● Exercise goal: Filter these entries so that only lines with the word "الإلكترونية" remain.

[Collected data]
================================
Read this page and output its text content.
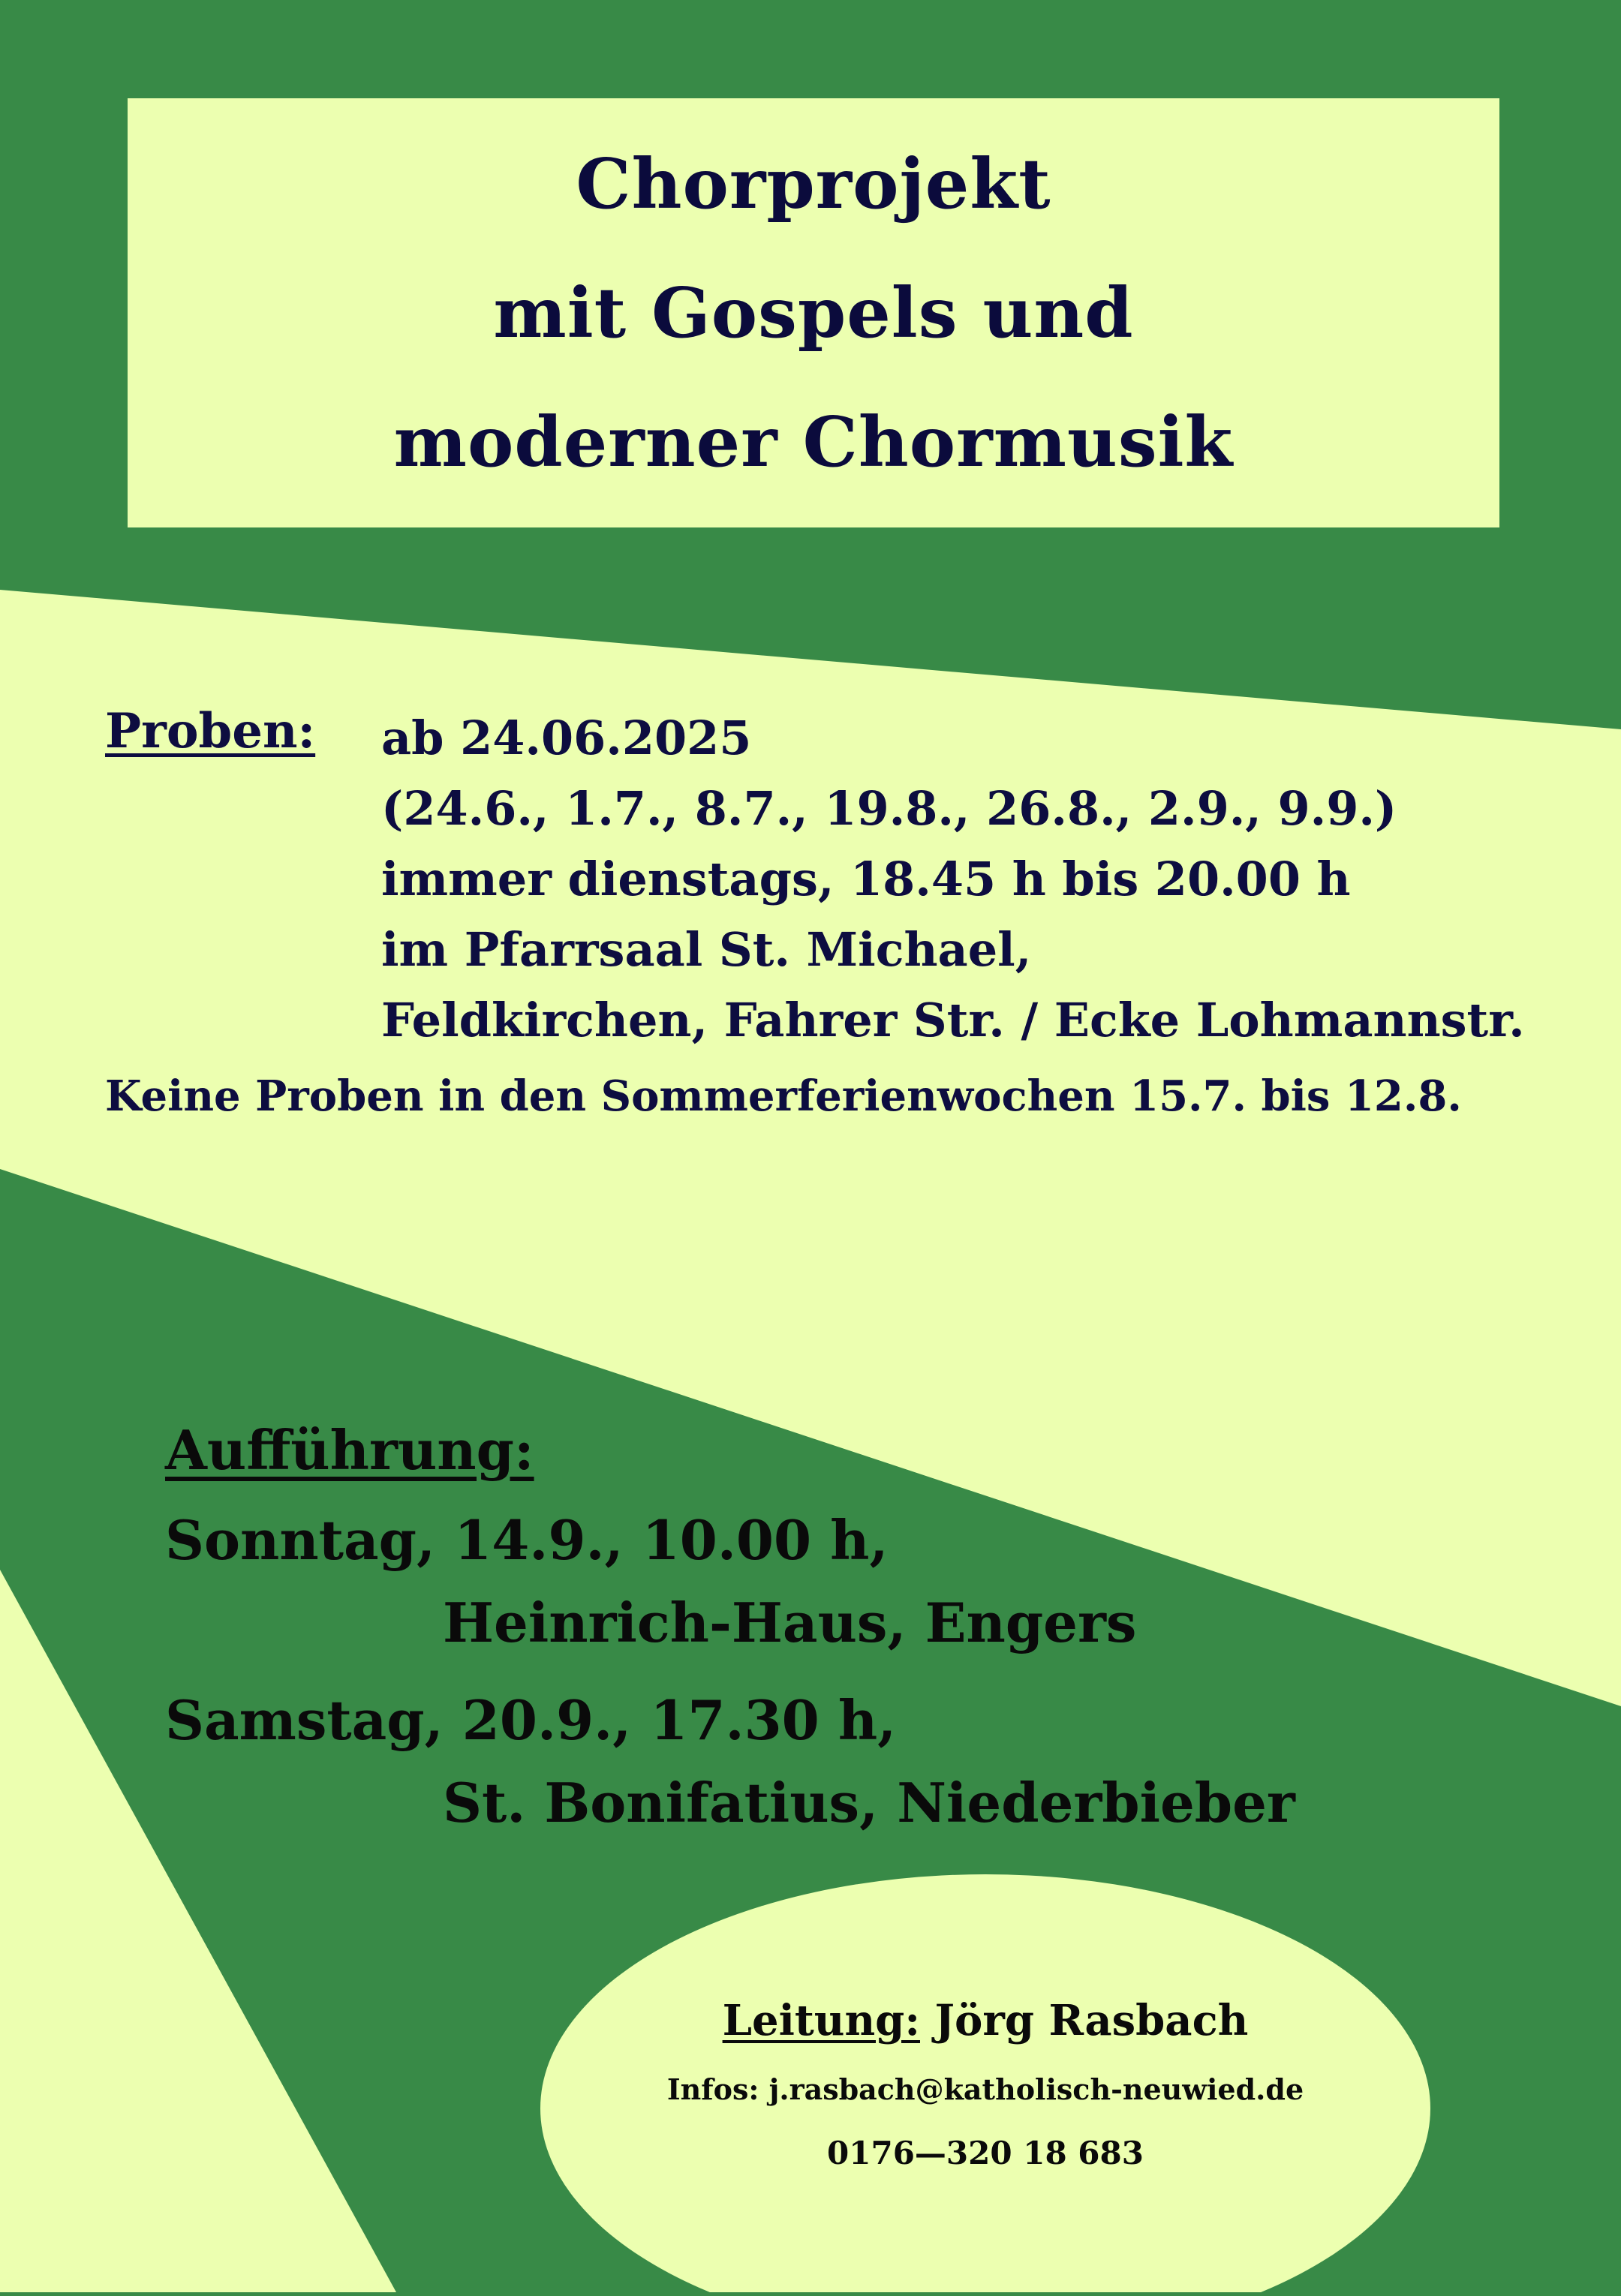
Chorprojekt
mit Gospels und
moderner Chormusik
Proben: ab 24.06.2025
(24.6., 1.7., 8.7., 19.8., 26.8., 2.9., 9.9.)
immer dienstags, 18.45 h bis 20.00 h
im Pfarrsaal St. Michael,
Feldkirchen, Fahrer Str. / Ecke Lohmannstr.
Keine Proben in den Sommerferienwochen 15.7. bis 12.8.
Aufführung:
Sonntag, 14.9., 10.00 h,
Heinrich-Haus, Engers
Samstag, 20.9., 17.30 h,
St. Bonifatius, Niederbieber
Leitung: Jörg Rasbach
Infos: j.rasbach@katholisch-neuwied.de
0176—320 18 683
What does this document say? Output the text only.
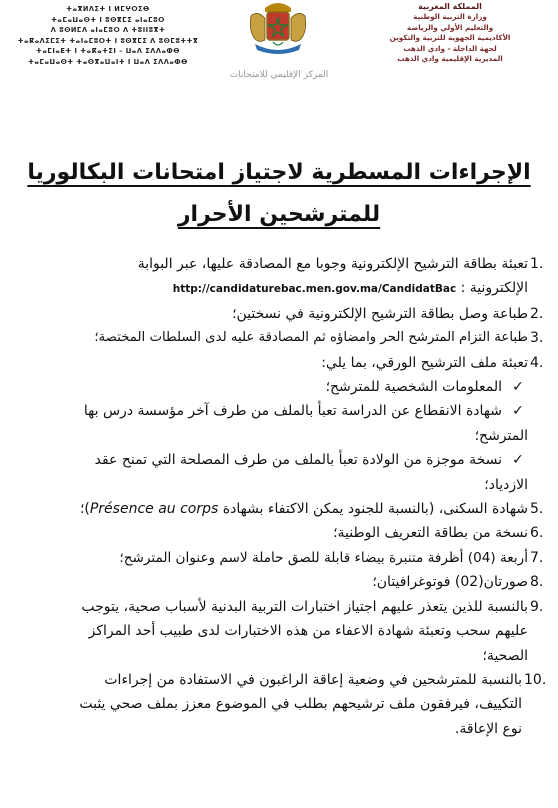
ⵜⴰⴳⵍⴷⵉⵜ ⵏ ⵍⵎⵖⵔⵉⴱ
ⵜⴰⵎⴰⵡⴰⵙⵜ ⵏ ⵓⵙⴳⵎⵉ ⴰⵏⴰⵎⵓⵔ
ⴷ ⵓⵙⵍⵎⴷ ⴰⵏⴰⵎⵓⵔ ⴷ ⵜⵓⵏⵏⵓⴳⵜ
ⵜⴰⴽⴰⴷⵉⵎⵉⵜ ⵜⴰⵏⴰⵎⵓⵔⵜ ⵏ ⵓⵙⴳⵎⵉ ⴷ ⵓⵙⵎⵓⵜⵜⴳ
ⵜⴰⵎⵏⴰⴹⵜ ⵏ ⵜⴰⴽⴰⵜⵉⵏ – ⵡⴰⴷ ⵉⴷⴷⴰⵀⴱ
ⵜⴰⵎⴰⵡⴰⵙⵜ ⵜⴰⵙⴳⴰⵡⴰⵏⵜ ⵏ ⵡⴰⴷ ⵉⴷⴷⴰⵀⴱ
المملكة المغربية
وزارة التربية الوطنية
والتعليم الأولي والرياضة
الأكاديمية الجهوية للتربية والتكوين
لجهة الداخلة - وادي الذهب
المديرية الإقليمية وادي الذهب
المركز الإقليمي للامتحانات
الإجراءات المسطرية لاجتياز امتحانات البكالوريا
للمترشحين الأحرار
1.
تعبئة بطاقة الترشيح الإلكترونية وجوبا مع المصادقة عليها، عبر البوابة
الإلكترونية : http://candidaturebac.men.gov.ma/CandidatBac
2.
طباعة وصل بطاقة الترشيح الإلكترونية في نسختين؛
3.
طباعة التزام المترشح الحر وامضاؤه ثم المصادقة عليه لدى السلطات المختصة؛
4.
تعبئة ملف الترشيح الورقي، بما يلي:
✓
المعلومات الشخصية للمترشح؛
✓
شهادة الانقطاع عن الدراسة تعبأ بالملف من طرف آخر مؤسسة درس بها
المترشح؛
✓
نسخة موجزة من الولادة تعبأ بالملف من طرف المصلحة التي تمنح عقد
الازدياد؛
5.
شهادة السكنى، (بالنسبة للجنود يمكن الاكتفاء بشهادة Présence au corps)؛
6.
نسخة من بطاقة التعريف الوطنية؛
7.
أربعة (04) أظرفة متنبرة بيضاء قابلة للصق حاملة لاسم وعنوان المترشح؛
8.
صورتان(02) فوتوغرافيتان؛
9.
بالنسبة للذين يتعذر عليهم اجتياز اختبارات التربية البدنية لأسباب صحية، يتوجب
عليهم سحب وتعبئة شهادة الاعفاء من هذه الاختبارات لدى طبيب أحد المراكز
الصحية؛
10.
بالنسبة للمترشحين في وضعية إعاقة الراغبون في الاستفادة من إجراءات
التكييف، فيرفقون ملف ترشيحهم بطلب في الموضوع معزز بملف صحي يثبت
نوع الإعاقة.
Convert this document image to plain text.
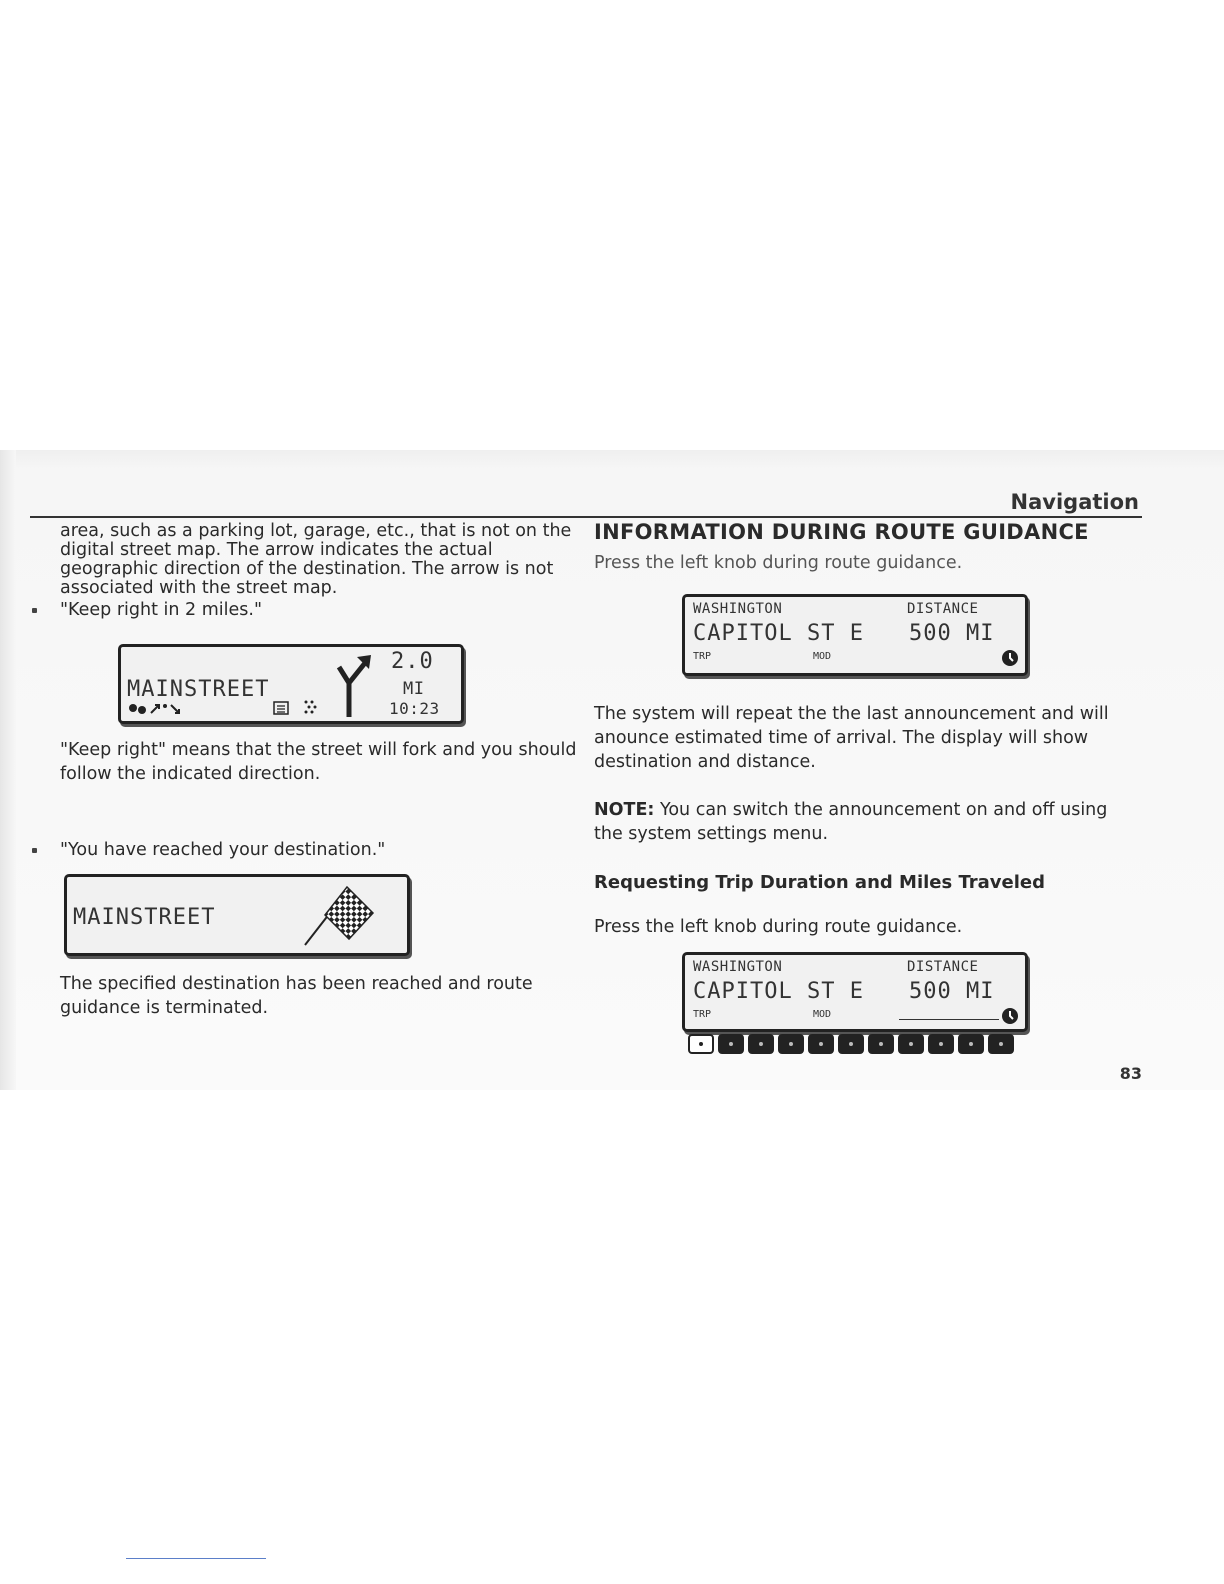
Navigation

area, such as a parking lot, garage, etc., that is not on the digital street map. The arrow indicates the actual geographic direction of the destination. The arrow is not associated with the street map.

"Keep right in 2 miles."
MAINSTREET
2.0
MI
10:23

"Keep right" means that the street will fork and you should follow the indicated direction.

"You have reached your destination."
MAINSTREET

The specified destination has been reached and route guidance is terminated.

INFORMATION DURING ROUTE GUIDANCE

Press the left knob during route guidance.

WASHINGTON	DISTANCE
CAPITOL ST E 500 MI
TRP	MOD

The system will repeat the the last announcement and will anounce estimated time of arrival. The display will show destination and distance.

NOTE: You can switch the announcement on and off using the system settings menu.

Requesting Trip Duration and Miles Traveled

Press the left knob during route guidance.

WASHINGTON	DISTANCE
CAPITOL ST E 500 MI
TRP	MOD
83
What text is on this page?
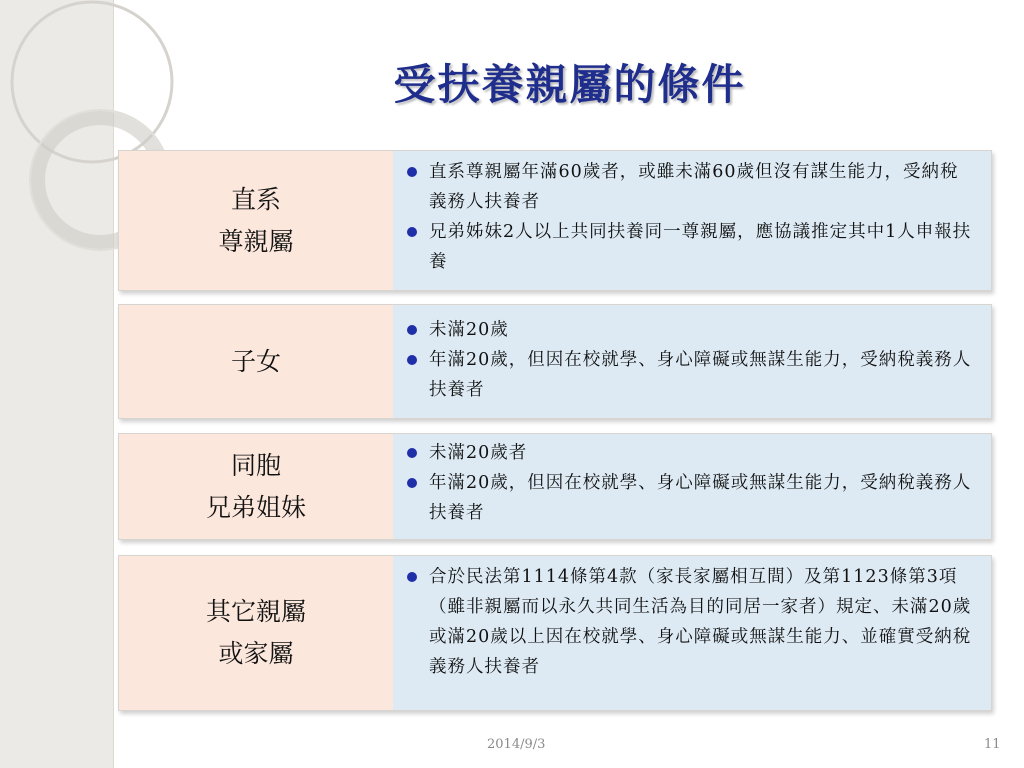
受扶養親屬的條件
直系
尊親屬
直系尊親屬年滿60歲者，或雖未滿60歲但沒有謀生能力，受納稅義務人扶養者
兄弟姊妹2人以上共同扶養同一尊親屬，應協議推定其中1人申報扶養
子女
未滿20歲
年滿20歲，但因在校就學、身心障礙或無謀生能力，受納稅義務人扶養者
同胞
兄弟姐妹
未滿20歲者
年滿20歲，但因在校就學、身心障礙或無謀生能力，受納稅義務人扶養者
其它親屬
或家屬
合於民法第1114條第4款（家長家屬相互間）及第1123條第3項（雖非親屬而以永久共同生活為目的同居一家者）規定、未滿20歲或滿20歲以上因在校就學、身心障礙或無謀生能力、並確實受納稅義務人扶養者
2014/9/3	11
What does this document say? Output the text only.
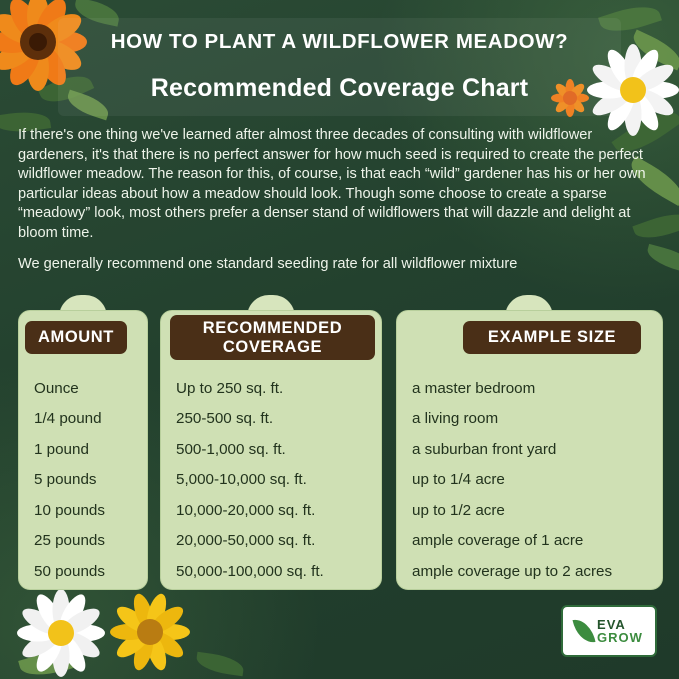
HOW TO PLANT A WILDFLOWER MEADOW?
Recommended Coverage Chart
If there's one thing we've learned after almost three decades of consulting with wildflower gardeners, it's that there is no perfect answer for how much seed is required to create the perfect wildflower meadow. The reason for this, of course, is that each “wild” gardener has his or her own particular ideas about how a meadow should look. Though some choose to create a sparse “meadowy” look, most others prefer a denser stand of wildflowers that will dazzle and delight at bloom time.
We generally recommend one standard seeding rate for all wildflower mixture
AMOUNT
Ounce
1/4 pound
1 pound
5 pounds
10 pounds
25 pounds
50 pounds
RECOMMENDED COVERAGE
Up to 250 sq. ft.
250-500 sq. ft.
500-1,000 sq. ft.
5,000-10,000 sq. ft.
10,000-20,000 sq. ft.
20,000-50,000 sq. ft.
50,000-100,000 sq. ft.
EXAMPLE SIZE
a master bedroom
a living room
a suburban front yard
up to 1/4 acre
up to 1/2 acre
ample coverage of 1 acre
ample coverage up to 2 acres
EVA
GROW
================================
● The answer:
تعبئة بطاقة الترشيح الإلكترونية وجوبا مع المصادقة عليها، عبر البوابة
الإلكترونية : http://candidaturebac.men.gov.ma/CandidatBac
طباعة وصل بطاقة الترشيح الإلكترونية في نسختين؛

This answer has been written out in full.